JOB » Omit the pictures, please, and give each record below again exactly.

GIVEN DATA »
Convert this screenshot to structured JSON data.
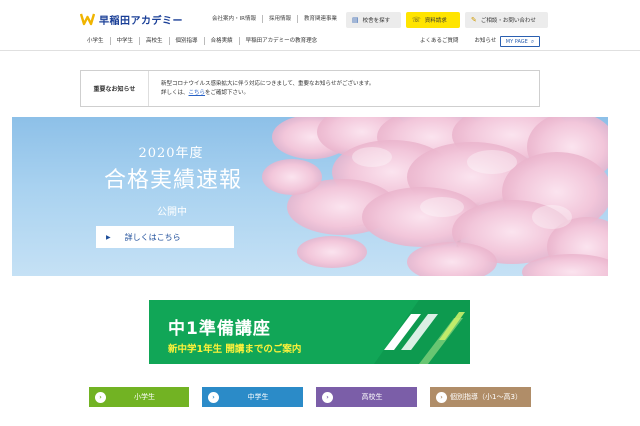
{
  "header": {
    "logo_text": "早稲田アカデミー",
    "util_links": [
      "会社案内・IR情報",
      "採用情報",
      "教育関連事業"
    ],
    "school_search_label": "校舎を探す",
    "docs_request_label": "資料請求",
    "contact_label": "ご相談・お問い合わせ"
  },
  "nav": {
    "items": [
      "小学生",
      "中学生",
      "高校生",
      "個別指導",
      "合格実績",
      "早稲田アカデミーの教育理念"
    ],
    "faq_label": "よくあるご質問",
    "news_label": "お知らせ",
    "mypage_label": "MY PAGE"
  },
  "notice": {
    "label": "重要なお知らせ",
    "line1": "新型コロナウイルス感染拡大に伴う対応につきまして、重要なお知らせがございます。",
    "line2_prefix": "詳しくは、",
    "line2_link": "こちら",
    "line2_suffix": "をご確認下さい。"
  },
  "hero": {
    "year": "2020年度",
    "title": "合格実績速報",
    "subtitle": "公開中",
    "button_label": "詳しくはこちら"
  },
  "banner": {
    "title": "中1準備講座",
    "subtitle": "新中学1年生 開講までのご案内"
  },
  "categories": [
    {
      "label": "小学生",
      "color": "#72b323"
    },
    {
      "label": "中学生",
      "color": "#2b8bc8"
    },
    {
      "label": "高校生",
      "color": "#7b5ea8"
    },
    {
      "label": "個別指導（小1〜高3）",
      "color": "#b08d68"
    }
  ],
  "colors": {
    "brand_blue": "#1a3f97",
    "brand_yellow": "#ffe400",
    "banner_green": "#11a657",
    "link_blue": "#2a63c6"
  },
  "icons": {
    "school_search": "document-search-icon",
    "docs_request": "headset-icon",
    "contact": "chat-icon",
    "mypage": "search-icon",
    "hero_button": "play-triangle-icon",
    "category": "chevron-right-circle-icon"
  }
}
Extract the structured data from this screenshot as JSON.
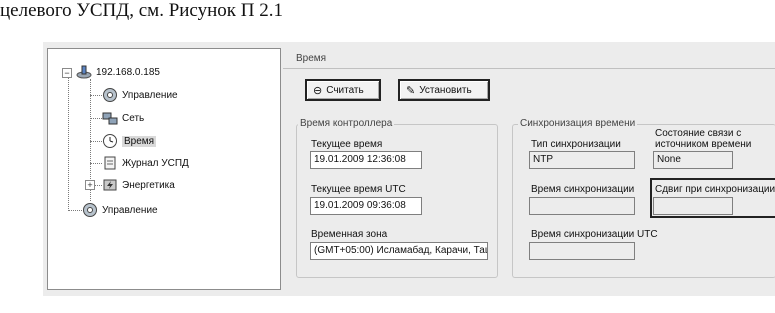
{
  "doc_text": "целевого УСПД, см. Рисунок П 2.1",
  "tree": {
    "items": [
      {
        "label": "192.168.0.185",
        "icon": "network-device-icon"
      },
      {
        "label": "Управление",
        "icon": "gear-icon"
      },
      {
        "label": "Сеть",
        "icon": "network-icon"
      },
      {
        "label": "Время",
        "icon": "clock-icon"
      },
      {
        "label": "Журнал УСПД",
        "icon": "log-icon"
      },
      {
        "label": "Энергетика",
        "icon": "energy-icon"
      },
      {
        "label": "Управление",
        "icon": "gear-icon"
      }
    ]
  },
  "pane": {
    "title": "Время",
    "read_button": "Считать",
    "set_button": "Установить"
  },
  "controller_time": {
    "legend": "Время контроллера",
    "current_time_label": "Текущее время",
    "current_time_value": "19.01.2009 12:36:08",
    "current_utc_label": "Текущее время UTC",
    "current_utc_value": "19.01.2009 09:36:08",
    "timezone_label": "Временная зона",
    "timezone_value": "(GMT+05:00) Исламабад, Карачи, Таш"
  },
  "sync": {
    "legend": "Синхронизация времени",
    "sync_type_label": "Тип синхронизации",
    "sync_type_value": "NTP",
    "link_state_label_1": "Состояние связи с",
    "link_state_label_2": "источником времени",
    "link_state_value": "None",
    "sync_time_label": "Время синхронизации",
    "sync_time_value": "",
    "shift_label": "Сдвиг при синхронизации",
    "shift_value": "",
    "sync_utc_label": "Время синхронизации UTC",
    "sync_utc_value": ""
  }
}
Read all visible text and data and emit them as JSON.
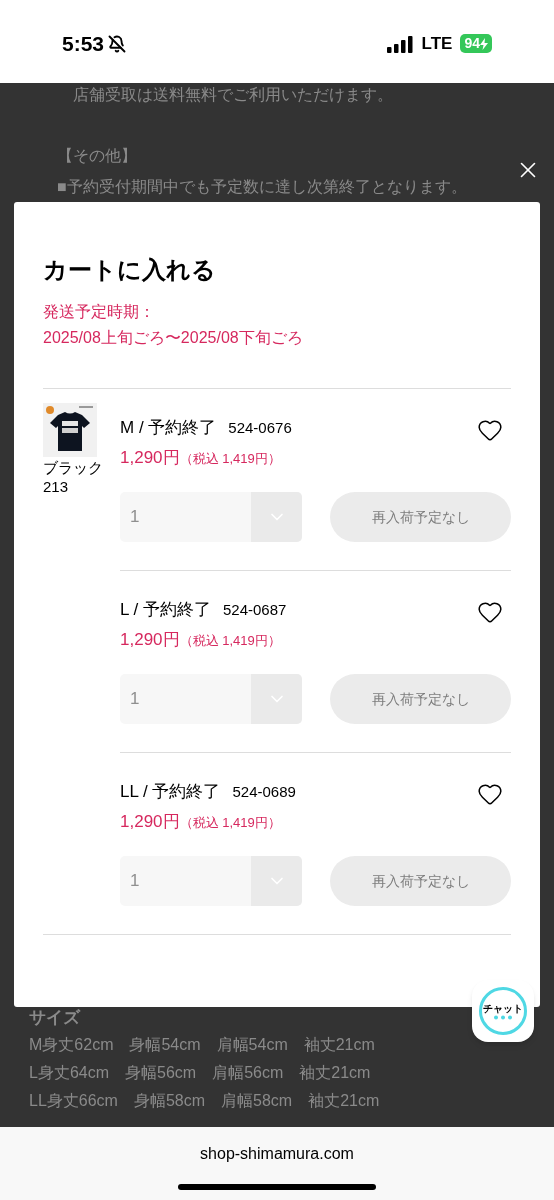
{
  "status_bar": {
    "time": "5:53",
    "network": "LTE",
    "battery": "94"
  },
  "background": {
    "top_lines": [
      {
        "text": "店舗受取は送料無料でご利用いただけます。",
        "indent": true
      },
      {
        "text": "【その他】",
        "indent": false
      },
      {
        "text": "■予約受付期間中でも予定数に達し次第終了となります。",
        "indent": false
      }
    ],
    "size_heading": "サイズ",
    "size_rows": [
      [
        "M身丈62cm",
        "身幅54cm",
        "肩幅54cm",
        "袖丈21cm"
      ],
      [
        "L身丈64cm",
        "身幅56cm",
        "肩幅56cm",
        "袖丈21cm"
      ],
      [
        "LL身丈66cm",
        "身幅58cm",
        "肩幅58cm",
        "袖丈21cm"
      ]
    ]
  },
  "modal": {
    "title": "カートに入れる",
    "shipping_label": "発送予定時期：",
    "shipping_period": "2025/08上旬ごろ〜2025/08下旬ごろ",
    "product": {
      "color_name": "ブラック",
      "color_code": "213"
    },
    "variants": [
      {
        "name": "M / 予約終了",
        "code": "524-0676",
        "price": "1,290円",
        "tax_price": "（税込 1,419円）",
        "quantity": "1",
        "button": "再入荷予定なし",
        "disabled": true,
        "favorite": false
      },
      {
        "name": "L / 予約終了",
        "code": "524-0687",
        "price": "1,290円",
        "tax_price": "（税込 1,419円）",
        "quantity": "1",
        "button": "再入荷予定なし",
        "disabled": true,
        "favorite": false
      },
      {
        "name": "LL / 予約終了",
        "code": "524-0689",
        "price": "1,290円",
        "tax_price": "（税込 1,419円）",
        "quantity": "1",
        "button": "再入荷予定なし",
        "disabled": true,
        "favorite": false
      }
    ]
  },
  "chat": {
    "label": "チャット"
  },
  "address_bar": {
    "url": "shop-shimamura.com"
  }
}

RESPONSE TO THIS EXERCISE »
Convert this screenshot to structured JSON data.
{
  "header": {
    "logo_text": "早稲田アカデミー",
    "util_links": [
      "会社案内・IR情報",
      "採用情報",
      "教育関連事業"
    ],
    "school_search_label": "校舎を探す",
    "docs_request_label": "資料請求",
    "contact_label": "ご相談・お問い合わせ"
  },
  "nav": {
    "items": [
      "小学生",
      "中学生",
      "高校生",
      "個別指導",
      "合格実績",
      "早稲田アカデミーの教育理念"
    ],
    "faq_label": "よくあるご質問",
    "news_label": "お知らせ",
    "mypage_label": "MY PAGE"
  },
  "notice": {
    "label": "重要なお知らせ",
    "line1": "新型コロナウイルス感染拡大に伴う対応につきまして、重要なお知らせがございます。",
    "line2_prefix": "詳しくは、",
    "line2_link": "こちら",
    "line2_suffix": "をご確認下さい。"
  },
  "hero": {
    "year": "2020年度",
    "title": "合格実績速報",
    "subtitle": "公開中",
    "button_label": "詳しくはこちら"
  },
  "banner": {
    "title": "中1準備講座",
    "subtitle": "新中学1年生 開講までのご案内"
  },
  "categories": [
    {
      "label": "小学生",
      "color": "#72b323"
    },
    {
      "label": "中学生",
      "color": "#2b8bc8"
    },
    {
      "label": "高校生",
      "color": "#7b5ea8"
    },
    {
      "label": "個別指導（小1〜高3）",
      "color": "#b08d68"
    }
  ],
  "colors": {
    "brand_blue": "#1a3f97",
    "brand_yellow": "#ffe400",
    "banner_green": "#11a657",
    "link_blue": "#2a63c6"
  },
  "icons": {
    "school_search": "document-search-icon",
    "docs_request": "headset-icon",
    "contact": "chat-icon",
    "mypage": "search-icon",
    "hero_button": "play-triangle-icon",
    "category": "chevron-right-circle-icon"
  }
}
Extract the structured data from this screenshot as JSON.
{
  "doc_text": "целевого УСПД, см. Рисунок П 2.1",
  "tree": {
    "items": [
      {
        "label": "192.168.0.185",
        "icon": "network-device-icon"
      },
      {
        "label": "Управление",
        "icon": "gear-icon"
      },
      {
        "label": "Сеть",
        "icon": "network-icon"
      },
      {
        "label": "Время",
        "icon": "clock-icon"
      },
      {
        "label": "Журнал УСПД",
        "icon": "log-icon"
      },
      {
        "label": "Энергетика",
        "icon": "energy-icon"
      },
      {
        "label": "Управление",
        "icon": "gear-icon"
      }
    ]
  },
  "pane": {
    "title": "Время",
    "read_button": "Считать",
    "set_button": "Установить"
  },
  "controller_time": {
    "legend": "Время контроллера",
    "current_time_label": "Текущее время",
    "current_time_value": "19.01.2009 12:36:08",
    "current_utc_label": "Текущее время UTC",
    "current_utc_value": "19.01.2009 09:36:08",
    "timezone_label": "Временная зона",
    "timezone_value": "(GMT+05:00) Исламабад, Карачи, Таш"
  },
  "sync": {
    "legend": "Синхронизация времени",
    "sync_type_label": "Тип синхронизации",
    "sync_type_value": "NTP",
    "link_state_label_1": "Состояние связи с",
    "link_state_label_2": "источником времени",
    "link_state_value": "None",
    "sync_time_label": "Время синхронизации",
    "sync_time_value": "",
    "shift_label": "Сдвиг при синхронизации",
    "shift_value": "",
    "sync_utc_label": "Время синхронизации UTC",
    "sync_utc_value": ""
  }
}
Read all visible text and data and emit them as JSON.
{
  "status_bar": {
    "time": "5:53",
    "network": "LTE",
    "battery": "94"
  },
  "background": {
    "top_lines": [
      {
        "text": "店舗受取は送料無料でご利用いただけます。",
        "indent": true
      },
      {
        "text": "【その他】",
        "indent": false
      },
      {
        "text": "■予約受付期間中でも予定数に達し次第終了となります。",
        "indent": false
      }
    ],
    "size_heading": "サイズ",
    "size_rows": [
      [
        "M身丈62cm",
        "身幅54cm",
        "肩幅54cm",
        "袖丈21cm"
      ],
      [
        "L身丈64cm",
        "身幅56cm",
        "肩幅56cm",
        "袖丈21cm"
      ],
      [
        "LL身丈66cm",
        "身幅58cm",
        "肩幅58cm",
        "袖丈21cm"
      ]
    ]
  },
  "modal": {
    "title": "カートに入れる",
    "shipping_label": "発送予定時期：",
    "shipping_period": "2025/08上旬ごろ〜2025/08下旬ごろ",
    "product": {
      "color_name": "ブラック",
      "color_code": "213"
    },
    "variants": [
      {
        "name": "M / 予約終了",
        "code": "524-0676",
        "price": "1,290円",
        "tax_price": "（税込 1,419円）",
        "quantity": "1",
        "button": "再入荷予定なし",
        "disabled": true,
        "favorite": false
      },
      {
        "name": "L / 予約終了",
        "code": "524-0687",
        "price": "1,290円",
        "tax_price": "（税込 1,419円）",
        "quantity": "1",
        "button": "再入荷予定なし",
        "disabled": true,
        "favorite": false
      },
      {
        "name": "LL / 予約終了",
        "code": "524-0689",
        "price": "1,290円",
        "tax_price": "（税込 1,419円）",
        "quantity": "1",
        "button": "再入荷予定なし",
        "disabled": true,
        "favorite": false
      }
    ]
  },
  "chat": {
    "label": "チャット"
  },
  "address_bar": {
    "url": "shop-shimamura.com"
  }
}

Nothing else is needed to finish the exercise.